■ **DATA EXTRACT**:
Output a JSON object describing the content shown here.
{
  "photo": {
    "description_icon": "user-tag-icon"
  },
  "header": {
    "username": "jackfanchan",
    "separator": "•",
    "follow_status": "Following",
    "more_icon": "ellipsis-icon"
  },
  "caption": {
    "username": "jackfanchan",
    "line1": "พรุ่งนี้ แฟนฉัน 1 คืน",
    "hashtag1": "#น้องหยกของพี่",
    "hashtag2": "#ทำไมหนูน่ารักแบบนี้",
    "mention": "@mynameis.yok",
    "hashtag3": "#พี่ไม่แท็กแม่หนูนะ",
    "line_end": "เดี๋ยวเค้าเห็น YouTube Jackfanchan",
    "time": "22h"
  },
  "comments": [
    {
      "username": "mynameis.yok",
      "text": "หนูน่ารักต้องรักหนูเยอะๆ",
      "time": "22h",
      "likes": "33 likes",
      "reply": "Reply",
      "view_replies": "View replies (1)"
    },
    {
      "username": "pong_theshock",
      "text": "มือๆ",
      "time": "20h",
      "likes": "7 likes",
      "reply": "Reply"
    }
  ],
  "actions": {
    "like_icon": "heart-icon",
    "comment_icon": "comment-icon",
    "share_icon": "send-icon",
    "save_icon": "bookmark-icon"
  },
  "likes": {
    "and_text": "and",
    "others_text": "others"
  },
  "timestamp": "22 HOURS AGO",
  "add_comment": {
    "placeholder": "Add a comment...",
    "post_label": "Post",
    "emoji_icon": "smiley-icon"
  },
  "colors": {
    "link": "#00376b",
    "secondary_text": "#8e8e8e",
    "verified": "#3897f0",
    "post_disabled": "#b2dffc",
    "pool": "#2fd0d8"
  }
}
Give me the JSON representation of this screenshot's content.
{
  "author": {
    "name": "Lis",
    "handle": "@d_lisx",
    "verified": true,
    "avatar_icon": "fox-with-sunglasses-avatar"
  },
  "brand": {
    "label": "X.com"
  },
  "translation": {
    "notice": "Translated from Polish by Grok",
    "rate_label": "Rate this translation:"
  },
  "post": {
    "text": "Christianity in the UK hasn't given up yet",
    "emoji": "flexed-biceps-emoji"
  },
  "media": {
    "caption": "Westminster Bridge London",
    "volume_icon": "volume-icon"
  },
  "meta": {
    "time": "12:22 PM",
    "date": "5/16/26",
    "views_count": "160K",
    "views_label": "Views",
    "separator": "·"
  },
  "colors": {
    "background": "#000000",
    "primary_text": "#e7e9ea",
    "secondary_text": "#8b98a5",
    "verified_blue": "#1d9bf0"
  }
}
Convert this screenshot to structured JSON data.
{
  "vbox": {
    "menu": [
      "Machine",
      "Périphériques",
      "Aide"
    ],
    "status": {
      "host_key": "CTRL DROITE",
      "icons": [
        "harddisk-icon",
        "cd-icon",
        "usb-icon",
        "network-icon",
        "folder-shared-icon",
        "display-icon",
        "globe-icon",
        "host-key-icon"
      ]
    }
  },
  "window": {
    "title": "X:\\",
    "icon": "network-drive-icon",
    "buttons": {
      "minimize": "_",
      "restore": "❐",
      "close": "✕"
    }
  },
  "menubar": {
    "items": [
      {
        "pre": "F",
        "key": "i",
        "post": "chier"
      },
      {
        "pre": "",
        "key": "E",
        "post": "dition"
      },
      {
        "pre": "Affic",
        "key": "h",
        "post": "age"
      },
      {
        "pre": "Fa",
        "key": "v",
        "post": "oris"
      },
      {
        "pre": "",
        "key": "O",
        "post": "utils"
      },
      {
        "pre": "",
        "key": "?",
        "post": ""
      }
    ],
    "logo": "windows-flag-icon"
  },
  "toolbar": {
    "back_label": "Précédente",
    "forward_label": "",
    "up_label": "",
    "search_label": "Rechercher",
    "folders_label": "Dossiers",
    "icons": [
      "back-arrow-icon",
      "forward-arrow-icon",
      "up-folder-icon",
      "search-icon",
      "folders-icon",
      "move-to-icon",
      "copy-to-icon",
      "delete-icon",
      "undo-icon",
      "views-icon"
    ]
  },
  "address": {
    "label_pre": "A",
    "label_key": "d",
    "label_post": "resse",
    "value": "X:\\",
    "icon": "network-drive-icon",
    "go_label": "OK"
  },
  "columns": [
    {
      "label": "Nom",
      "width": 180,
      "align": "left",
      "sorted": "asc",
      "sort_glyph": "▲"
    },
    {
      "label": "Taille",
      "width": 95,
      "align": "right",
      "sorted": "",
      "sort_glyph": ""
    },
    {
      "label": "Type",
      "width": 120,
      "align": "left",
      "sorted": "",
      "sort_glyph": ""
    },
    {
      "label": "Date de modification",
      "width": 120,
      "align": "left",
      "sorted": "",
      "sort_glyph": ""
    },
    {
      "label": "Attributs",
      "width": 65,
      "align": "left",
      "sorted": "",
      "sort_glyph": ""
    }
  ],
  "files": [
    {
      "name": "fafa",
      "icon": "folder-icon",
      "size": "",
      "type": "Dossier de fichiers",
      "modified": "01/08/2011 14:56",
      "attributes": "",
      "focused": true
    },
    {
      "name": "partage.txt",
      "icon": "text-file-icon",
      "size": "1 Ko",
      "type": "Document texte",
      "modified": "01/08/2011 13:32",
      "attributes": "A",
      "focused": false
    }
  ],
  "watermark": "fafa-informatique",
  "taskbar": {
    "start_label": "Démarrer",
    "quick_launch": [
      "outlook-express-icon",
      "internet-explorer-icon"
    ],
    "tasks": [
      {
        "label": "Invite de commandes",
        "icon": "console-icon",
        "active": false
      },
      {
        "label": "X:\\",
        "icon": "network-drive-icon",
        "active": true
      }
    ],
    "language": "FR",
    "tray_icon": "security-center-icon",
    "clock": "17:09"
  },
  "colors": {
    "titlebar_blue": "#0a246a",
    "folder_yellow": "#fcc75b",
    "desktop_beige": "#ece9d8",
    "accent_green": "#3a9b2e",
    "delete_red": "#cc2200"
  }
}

■ **YOUR OBJECTIVE**: Copy all the lines, exactly.

■ **WRITTEN ANSWER**:
Output a JSON object describing the content shown here.
{
  "photo": {
    "description_icon": "user-tag-icon"
  },
  "header": {
    "username": "jackfanchan",
    "separator": "•",
    "follow_status": "Following",
    "more_icon": "ellipsis-icon"
  },
  "caption": {
    "username": "jackfanchan",
    "line1": "พรุ่งนี้ แฟนฉัน 1 คืน",
    "hashtag1": "#น้องหยกของพี่",
    "hashtag2": "#ทำไมหนูน่ารักแบบนี้",
    "mention": "@mynameis.yok",
    "hashtag3": "#พี่ไม่แท็กแม่หนูนะ",
    "line_end": "เดี๋ยวเค้าเห็น YouTube Jackfanchan",
    "time": "22h"
  },
  "comments": [
    {
      "username": "mynameis.yok",
      "text": "หนูน่ารักต้องรักหนูเยอะๆ",
      "time": "22h",
      "likes": "33 likes",
      "reply": "Reply",
      "view_replies": "View replies (1)"
    },
    {
      "username": "pong_theshock",
      "text": "มือๆ",
      "time": "20h",
      "likes": "7 likes",
      "reply": "Reply"
    }
  ],
  "actions": {
    "like_icon": "heart-icon",
    "comment_icon": "comment-icon",
    "share_icon": "send-icon",
    "save_icon": "bookmark-icon"
  },
  "likes": {
    "and_text": "and",
    "others_text": "others"
  },
  "timestamp": "22 HOURS AGO",
  "add_comment": {
    "placeholder": "Add a comment...",
    "post_label": "Post",
    "emoji_icon": "smiley-icon"
  },
  "colors": {
    "link": "#00376b",
    "secondary_text": "#8e8e8e",
    "verified": "#3897f0",
    "post_disabled": "#b2dffc",
    "pool": "#2fd0d8"
  }
}
Give me the JSON representation of this screenshot's content.
{
  "author": {
    "name": "Lis",
    "handle": "@d_lisx",
    "verified": true,
    "avatar_icon": "fox-with-sunglasses-avatar"
  },
  "brand": {
    "label": "X.com"
  },
  "translation": {
    "notice": "Translated from Polish by Grok",
    "rate_label": "Rate this translation:"
  },
  "post": {
    "text": "Christianity in the UK hasn't given up yet",
    "emoji": "flexed-biceps-emoji"
  },
  "media": {
    "caption": "Westminster Bridge London",
    "volume_icon": "volume-icon"
  },
  "meta": {
    "time": "12:22 PM",
    "date": "5/16/26",
    "views_count": "160K",
    "views_label": "Views",
    "separator": "·"
  },
  "colors": {
    "background": "#000000",
    "primary_text": "#e7e9ea",
    "secondary_text": "#8b98a5",
    "verified_blue": "#1d9bf0"
  }
}
Convert this screenshot to structured JSON data.
{
  "vbox": {
    "menu": [
      "Machine",
      "Périphériques",
      "Aide"
    ],
    "status": {
      "host_key": "CTRL DROITE",
      "icons": [
        "harddisk-icon",
        "cd-icon",
        "usb-icon",
        "network-icon",
        "folder-shared-icon",
        "display-icon",
        "globe-icon",
        "host-key-icon"
      ]
    }
  },
  "window": {
    "title": "X:\\",
    "icon": "network-drive-icon",
    "buttons": {
      "minimize": "_",
      "restore": "❐",
      "close": "✕"
    }
  },
  "menubar": {
    "items": [
      {
        "pre": "F",
        "key": "i",
        "post": "chier"
      },
      {
        "pre": "",
        "key": "E",
        "post": "dition"
      },
      {
        "pre": "Affic",
        "key": "h",
        "post": "age"
      },
      {
        "pre": "Fa",
        "key": "v",
        "post": "oris"
      },
      {
        "pre": "",
        "key": "O",
        "post": "utils"
      },
      {
        "pre": "",
        "key": "?",
        "post": ""
      }
    ],
    "logo": "windows-flag-icon"
  },
  "toolbar": {
    "back_label": "Précédente",
    "forward_label": "",
    "up_label": "",
    "search_label": "Rechercher",
    "folders_label": "Dossiers",
    "icons": [
      "back-arrow-icon",
      "forward-arrow-icon",
      "up-folder-icon",
      "search-icon",
      "folders-icon",
      "move-to-icon",
      "copy-to-icon",
      "delete-icon",
      "undo-icon",
      "views-icon"
    ]
  },
  "address": {
    "label_pre": "A",
    "label_key": "d",
    "label_post": "resse",
    "value": "X:\\",
    "icon": "network-drive-icon",
    "go_label": "OK"
  },
  "columns": [
    {
      "label": "Nom",
      "width": 180,
      "align": "left",
      "sorted": "asc",
      "sort_glyph": "▲"
    },
    {
      "label": "Taille",
      "width": 95,
      "align": "right",
      "sorted": "",
      "sort_glyph": ""
    },
    {
      "label": "Type",
      "width": 120,
      "align": "left",
      "sorted": "",
      "sort_glyph": ""
    },
    {
      "label": "Date de modification",
      "width": 120,
      "align": "left",
      "sorted": "",
      "sort_glyph": ""
    },
    {
      "label": "Attributs",
      "width": 65,
      "align": "left",
      "sorted": "",
      "sort_glyph": ""
    }
  ],
  "files": [
    {
      "name": "fafa",
      "icon": "folder-icon",
      "size": "",
      "type": "Dossier de fichiers",
      "modified": "01/08/2011 14:56",
      "attributes": "",
      "focused": true
    },
    {
      "name": "partage.txt",
      "icon": "text-file-icon",
      "size": "1 Ko",
      "type": "Document texte",
      "modified": "01/08/2011 13:32",
      "attributes": "A",
      "focused": false
    }
  ],
  "watermark": "fafa-informatique",
  "taskbar": {
    "start_label": "Démarrer",
    "quick_launch": [
      "outlook-express-icon",
      "internet-explorer-icon"
    ],
    "tasks": [
      {
        "label": "Invite de commandes",
        "icon": "console-icon",
        "active": false
      },
      {
        "label": "X:\\",
        "icon": "network-drive-icon",
        "active": true
      }
    ],
    "language": "FR",
    "tray_icon": "security-center-icon",
    "clock": "17:09"
  },
  "colors": {
    "titlebar_blue": "#0a246a",
    "folder_yellow": "#fcc75b",
    "desktop_beige": "#ece9d8",
    "accent_green": "#3a9b2e",
    "delete_red": "#cc2200"
  }
}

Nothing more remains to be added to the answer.